From the entries that follow, gather each line holding the word "heatmap".
── RECORDS FOR THE TASK
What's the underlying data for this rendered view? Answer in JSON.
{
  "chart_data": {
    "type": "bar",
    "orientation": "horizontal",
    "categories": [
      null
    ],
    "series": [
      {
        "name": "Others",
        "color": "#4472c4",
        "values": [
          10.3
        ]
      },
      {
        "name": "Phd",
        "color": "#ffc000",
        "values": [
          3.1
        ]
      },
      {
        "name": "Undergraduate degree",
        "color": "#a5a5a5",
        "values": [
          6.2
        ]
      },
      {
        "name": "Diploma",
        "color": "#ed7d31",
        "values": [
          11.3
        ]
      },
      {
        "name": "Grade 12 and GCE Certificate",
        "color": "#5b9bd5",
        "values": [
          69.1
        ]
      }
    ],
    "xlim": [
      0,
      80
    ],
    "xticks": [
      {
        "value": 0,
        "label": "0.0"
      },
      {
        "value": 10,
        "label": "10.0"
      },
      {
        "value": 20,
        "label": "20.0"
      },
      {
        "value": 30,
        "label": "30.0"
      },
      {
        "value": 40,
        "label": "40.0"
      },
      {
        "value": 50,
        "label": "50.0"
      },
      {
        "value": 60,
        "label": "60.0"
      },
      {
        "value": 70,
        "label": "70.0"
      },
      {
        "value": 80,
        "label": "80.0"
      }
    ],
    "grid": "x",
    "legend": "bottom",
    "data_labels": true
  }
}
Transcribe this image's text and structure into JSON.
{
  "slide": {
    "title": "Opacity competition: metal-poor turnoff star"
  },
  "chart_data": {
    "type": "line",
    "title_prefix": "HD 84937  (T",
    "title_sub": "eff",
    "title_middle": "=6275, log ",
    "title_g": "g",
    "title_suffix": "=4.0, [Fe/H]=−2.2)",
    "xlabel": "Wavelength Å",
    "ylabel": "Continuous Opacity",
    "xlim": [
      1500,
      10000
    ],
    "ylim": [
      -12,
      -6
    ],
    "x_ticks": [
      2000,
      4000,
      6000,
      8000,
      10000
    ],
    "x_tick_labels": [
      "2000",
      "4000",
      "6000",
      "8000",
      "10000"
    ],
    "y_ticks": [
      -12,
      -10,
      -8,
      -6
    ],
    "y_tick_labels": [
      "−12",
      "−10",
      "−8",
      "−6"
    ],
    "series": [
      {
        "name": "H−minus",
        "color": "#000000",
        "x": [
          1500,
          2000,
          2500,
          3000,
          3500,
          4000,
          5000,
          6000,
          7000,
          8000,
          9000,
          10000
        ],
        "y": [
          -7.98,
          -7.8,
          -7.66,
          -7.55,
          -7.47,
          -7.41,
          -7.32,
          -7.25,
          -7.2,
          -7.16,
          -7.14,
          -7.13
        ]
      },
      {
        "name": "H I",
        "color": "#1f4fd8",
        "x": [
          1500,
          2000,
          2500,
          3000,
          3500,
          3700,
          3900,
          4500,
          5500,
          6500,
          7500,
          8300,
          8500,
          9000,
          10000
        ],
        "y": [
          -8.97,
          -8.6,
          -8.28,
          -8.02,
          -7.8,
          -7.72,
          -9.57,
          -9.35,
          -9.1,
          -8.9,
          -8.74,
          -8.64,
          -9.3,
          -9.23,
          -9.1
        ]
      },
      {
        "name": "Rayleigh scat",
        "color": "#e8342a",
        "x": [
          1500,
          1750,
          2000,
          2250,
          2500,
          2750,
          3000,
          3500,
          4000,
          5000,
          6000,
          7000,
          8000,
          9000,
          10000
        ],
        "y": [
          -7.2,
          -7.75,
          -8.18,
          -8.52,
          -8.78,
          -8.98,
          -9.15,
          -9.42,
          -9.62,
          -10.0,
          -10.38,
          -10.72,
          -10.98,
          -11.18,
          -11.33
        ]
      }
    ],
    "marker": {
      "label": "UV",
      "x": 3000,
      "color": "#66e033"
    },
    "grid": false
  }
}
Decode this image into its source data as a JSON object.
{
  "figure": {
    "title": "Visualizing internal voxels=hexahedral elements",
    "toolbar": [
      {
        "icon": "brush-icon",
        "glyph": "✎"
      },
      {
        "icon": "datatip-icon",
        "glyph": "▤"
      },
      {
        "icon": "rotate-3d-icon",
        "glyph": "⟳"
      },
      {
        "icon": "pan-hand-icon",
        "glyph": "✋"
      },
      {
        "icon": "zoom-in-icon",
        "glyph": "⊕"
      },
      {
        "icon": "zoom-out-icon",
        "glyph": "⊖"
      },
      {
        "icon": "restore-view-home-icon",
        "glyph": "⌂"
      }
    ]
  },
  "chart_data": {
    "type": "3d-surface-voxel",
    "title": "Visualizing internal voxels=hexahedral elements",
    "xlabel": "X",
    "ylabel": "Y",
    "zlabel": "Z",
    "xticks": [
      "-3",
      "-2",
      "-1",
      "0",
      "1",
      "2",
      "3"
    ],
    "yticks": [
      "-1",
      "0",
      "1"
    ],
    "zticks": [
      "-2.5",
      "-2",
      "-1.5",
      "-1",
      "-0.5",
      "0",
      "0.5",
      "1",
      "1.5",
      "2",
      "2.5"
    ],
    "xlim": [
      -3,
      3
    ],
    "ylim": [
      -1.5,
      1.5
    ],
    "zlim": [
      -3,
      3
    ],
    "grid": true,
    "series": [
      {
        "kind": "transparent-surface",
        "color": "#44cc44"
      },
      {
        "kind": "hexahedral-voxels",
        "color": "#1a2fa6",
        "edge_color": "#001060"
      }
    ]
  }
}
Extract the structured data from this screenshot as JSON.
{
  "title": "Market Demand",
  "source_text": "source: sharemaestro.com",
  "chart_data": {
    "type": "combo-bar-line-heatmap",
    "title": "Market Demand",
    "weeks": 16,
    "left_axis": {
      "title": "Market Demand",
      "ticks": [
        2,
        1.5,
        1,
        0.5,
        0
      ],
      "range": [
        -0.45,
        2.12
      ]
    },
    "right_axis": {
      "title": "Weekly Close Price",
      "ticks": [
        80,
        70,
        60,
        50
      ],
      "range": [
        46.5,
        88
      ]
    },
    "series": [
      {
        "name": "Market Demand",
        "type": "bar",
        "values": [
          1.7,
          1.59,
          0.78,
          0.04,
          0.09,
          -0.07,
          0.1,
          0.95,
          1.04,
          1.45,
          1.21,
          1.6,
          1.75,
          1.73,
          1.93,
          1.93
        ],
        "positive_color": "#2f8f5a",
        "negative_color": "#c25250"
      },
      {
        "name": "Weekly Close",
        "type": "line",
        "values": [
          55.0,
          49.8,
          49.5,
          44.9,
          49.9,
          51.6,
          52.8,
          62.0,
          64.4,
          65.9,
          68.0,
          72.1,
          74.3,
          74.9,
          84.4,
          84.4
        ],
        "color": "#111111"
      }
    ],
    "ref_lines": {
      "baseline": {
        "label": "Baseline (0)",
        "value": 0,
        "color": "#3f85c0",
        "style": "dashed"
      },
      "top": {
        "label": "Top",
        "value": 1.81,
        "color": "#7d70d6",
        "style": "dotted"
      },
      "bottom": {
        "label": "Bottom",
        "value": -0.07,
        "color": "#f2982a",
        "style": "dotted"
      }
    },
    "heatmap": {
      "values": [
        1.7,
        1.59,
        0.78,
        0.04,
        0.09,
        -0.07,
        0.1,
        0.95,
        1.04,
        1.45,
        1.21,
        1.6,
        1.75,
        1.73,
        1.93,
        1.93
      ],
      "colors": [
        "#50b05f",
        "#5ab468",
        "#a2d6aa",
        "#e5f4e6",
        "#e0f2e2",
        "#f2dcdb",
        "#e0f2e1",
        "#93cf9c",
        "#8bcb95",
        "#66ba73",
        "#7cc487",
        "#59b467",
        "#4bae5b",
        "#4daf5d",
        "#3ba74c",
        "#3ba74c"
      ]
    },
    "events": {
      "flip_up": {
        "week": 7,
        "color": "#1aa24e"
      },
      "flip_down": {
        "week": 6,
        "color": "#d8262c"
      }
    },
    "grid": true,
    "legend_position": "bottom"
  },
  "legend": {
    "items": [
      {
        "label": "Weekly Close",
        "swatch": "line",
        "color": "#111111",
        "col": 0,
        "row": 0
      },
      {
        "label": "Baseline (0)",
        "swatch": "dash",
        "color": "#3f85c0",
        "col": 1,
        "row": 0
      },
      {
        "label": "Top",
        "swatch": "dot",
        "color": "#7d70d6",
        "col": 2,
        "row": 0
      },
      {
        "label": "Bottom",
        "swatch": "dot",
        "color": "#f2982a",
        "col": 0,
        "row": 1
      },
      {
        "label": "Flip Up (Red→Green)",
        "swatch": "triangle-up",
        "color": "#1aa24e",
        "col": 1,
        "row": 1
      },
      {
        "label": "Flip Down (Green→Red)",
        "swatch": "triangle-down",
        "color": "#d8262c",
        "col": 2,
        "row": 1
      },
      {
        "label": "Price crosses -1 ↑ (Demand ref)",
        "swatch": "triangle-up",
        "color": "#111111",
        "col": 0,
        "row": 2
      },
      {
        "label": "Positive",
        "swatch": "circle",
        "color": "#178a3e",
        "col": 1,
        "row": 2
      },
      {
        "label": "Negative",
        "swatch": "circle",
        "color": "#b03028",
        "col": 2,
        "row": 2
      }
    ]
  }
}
────
# CORRECT ANSWER
    "type": "combo-bar-line-heatmap",
    "heatmap": {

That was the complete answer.